** Excerpt to read **
• • • • •

Summary
Why do players play? And more specifically, why do they keep playing? The psychology of player engagement draws on decades of motivation research — particularly Self-Determination Theory (SDT), which identifies three fundamental human needs whose satisfaction drives intrinsic motivation. Games that meet all three create deep, durable engagement. Games that rely only on extrinsic rewards (points, unlocks, leaderboards) can create compulsive behaviour without genuine enjoyment. This page covers SDT, the practical frameworks derived from it, and the darker side of retention mechanics — loss aversion and the sunk cost fallacy.
For the neurochemical dimension of engagement, see neurochemical-engagement. For flow as an engagement state, see flow.
Intrinsic vs. extrinsic motivation
| Intrinsic | Extrinsic | |
|---|---|---|
| Driven by | Internal satisfaction, enjoyment, curiosity | External rewards — points, money, grades, unlocks |
| Examples in games | The joy of mastering a mechanic; the pleasure of exploration; narrative curiosity | Achievement badges, leaderboard ranking, daily login rewards |
| Sustainability | Durable — continues as long as the activity remains satisfying | Fragile — stops when rewards stop or lose value |
| Risk | Can be undermined by adding extrinsic rewards that reframe the activity | Can crowd out intrinsic motivation (overjustification effect) |
The overjustification effect: When an activity that was previously intrinsically motivating is given extrinsic rewards, players begin to perceive the reward as the reason they are doing it. Remove the reward and engagement drops — even below the pre-reward baseline. This is why games built entirely on extrinsic reward loops tend to lose players rapidly once the rewards are exhausted.
Self-Determination Theory (SDT)
Self-determination theory (Deci and Ryan, 1985) proposes that human well-being and intrinsic motivation depend on the satisfaction of three innate psychological needs:
Competence
The need to gain mastery and feel effective in one’s environment.

• • • • •

** Source material **
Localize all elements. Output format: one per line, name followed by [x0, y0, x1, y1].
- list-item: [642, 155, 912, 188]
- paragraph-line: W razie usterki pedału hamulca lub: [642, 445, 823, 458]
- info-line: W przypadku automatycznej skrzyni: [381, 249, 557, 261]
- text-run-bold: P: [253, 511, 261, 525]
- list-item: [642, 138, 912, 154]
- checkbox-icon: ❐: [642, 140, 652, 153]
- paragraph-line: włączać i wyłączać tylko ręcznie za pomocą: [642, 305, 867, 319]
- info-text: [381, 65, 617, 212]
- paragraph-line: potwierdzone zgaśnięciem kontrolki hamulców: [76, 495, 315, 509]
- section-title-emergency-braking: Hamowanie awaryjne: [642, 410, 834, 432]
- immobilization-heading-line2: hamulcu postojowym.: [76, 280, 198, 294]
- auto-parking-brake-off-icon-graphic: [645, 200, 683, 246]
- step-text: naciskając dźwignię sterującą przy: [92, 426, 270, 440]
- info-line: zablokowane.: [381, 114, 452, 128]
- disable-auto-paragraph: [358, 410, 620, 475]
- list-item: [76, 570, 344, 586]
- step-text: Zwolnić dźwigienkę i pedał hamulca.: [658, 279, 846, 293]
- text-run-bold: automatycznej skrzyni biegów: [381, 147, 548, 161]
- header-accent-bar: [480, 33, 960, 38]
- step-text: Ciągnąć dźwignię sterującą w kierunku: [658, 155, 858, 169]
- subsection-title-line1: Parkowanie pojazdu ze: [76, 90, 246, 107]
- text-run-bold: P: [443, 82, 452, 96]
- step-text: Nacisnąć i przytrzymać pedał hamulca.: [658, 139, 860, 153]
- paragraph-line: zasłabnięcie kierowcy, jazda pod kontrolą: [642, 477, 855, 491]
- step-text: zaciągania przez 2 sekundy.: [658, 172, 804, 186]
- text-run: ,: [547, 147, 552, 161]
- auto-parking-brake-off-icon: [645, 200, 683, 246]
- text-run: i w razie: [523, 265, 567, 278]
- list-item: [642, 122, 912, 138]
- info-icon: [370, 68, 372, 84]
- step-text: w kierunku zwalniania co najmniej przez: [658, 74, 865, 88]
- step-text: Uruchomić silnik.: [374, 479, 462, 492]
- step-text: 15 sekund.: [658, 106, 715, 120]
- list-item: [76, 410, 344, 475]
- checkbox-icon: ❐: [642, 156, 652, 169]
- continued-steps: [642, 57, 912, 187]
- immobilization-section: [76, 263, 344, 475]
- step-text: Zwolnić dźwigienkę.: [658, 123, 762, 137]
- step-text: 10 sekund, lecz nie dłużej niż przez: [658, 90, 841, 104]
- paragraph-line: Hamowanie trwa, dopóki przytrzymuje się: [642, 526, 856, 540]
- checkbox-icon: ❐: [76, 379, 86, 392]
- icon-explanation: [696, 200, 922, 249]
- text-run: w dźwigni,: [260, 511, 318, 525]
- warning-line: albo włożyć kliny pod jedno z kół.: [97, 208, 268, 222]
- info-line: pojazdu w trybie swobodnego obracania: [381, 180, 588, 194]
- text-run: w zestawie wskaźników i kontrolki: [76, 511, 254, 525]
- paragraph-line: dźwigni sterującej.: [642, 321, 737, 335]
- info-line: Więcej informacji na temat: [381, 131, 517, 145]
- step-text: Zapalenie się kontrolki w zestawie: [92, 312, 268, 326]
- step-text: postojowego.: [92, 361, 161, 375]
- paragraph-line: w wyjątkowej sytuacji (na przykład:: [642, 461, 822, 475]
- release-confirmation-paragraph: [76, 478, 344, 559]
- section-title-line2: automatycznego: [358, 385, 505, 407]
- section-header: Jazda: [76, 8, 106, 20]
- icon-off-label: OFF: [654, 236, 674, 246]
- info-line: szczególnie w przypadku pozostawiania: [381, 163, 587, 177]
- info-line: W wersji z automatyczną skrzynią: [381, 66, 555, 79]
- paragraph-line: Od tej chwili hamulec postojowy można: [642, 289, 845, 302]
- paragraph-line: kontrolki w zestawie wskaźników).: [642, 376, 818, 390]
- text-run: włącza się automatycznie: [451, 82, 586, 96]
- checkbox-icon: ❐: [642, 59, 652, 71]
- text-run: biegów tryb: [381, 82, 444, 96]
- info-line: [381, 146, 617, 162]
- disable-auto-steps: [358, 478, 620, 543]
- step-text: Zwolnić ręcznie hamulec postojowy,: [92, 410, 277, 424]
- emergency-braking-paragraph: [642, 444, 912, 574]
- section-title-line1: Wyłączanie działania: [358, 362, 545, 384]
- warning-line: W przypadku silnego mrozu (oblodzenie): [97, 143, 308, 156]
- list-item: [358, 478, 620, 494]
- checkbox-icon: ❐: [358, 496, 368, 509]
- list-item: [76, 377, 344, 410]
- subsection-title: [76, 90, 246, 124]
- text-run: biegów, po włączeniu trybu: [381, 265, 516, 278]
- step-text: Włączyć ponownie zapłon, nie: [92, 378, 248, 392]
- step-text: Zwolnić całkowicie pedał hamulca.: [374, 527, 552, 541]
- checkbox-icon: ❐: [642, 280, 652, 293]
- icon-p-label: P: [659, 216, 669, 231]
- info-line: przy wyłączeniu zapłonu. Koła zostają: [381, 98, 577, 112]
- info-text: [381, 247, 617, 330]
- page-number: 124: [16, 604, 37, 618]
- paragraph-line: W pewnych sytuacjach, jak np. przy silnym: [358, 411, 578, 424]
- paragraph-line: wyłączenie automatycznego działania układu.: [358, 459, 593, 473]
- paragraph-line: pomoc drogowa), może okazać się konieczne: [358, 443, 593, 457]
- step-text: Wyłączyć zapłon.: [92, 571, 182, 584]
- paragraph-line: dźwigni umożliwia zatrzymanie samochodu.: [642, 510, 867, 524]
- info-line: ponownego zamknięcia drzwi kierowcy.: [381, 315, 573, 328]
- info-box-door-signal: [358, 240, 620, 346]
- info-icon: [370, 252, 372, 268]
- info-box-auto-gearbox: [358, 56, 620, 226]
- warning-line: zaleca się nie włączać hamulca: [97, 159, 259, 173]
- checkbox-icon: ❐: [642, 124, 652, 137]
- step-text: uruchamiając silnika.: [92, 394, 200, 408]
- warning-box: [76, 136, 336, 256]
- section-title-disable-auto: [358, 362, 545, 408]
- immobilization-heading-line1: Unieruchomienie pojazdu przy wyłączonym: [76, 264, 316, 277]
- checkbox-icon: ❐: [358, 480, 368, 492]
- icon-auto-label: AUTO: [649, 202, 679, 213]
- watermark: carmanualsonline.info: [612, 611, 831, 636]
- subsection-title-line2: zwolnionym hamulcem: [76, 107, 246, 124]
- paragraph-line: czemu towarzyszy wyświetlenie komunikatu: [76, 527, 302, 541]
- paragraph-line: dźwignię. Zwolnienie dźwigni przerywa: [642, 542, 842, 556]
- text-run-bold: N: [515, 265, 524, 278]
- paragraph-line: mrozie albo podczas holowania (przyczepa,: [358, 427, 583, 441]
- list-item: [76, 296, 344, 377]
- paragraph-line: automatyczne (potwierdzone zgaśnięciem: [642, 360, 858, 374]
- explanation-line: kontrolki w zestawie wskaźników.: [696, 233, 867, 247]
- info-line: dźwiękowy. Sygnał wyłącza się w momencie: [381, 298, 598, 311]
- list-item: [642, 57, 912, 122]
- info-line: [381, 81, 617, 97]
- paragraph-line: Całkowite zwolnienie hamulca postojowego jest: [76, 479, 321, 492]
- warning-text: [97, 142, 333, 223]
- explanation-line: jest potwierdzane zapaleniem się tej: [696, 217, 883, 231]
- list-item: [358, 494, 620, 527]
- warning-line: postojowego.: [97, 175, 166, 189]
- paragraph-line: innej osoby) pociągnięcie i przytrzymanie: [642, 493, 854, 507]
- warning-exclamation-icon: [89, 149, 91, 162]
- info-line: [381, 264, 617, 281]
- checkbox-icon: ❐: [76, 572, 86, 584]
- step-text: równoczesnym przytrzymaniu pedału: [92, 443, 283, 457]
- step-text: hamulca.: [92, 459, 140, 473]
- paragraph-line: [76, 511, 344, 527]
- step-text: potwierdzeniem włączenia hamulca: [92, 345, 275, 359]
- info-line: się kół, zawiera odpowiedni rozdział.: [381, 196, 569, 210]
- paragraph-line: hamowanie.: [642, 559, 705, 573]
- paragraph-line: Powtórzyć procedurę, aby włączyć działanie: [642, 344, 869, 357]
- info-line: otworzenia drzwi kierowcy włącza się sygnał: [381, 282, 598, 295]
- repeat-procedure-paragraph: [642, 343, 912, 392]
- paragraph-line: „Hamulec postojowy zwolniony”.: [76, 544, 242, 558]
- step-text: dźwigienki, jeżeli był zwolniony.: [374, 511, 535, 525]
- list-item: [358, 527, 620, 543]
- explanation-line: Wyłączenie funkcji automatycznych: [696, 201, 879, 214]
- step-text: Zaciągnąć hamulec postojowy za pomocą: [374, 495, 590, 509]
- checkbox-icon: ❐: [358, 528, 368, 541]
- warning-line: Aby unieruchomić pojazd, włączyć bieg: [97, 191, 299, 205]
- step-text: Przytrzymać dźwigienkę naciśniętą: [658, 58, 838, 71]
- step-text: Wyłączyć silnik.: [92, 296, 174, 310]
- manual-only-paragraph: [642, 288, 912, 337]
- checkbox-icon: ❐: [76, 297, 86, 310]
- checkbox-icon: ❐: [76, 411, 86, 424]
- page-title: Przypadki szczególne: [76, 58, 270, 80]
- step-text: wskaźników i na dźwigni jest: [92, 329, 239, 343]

• • • • •

** Exercise instructions **
A) In the page on player engagement, what happens to engagement when an extrinsic reward is removed?
B) Transcribe the part of the player engagement page that begins at the words "Self-determination theory (Deci" and ends after "in one’s environment.".

** Responses per task **
A) It drops, even below the pre-reward baseline.

B)
Self-determination theory (Deci and Ryan, 1985) proposes that human well-being and intrinsic motivation depend on the satisfaction of three innate psychological needs:
Competence
The need to gain mastery and feel effective in one’s environment.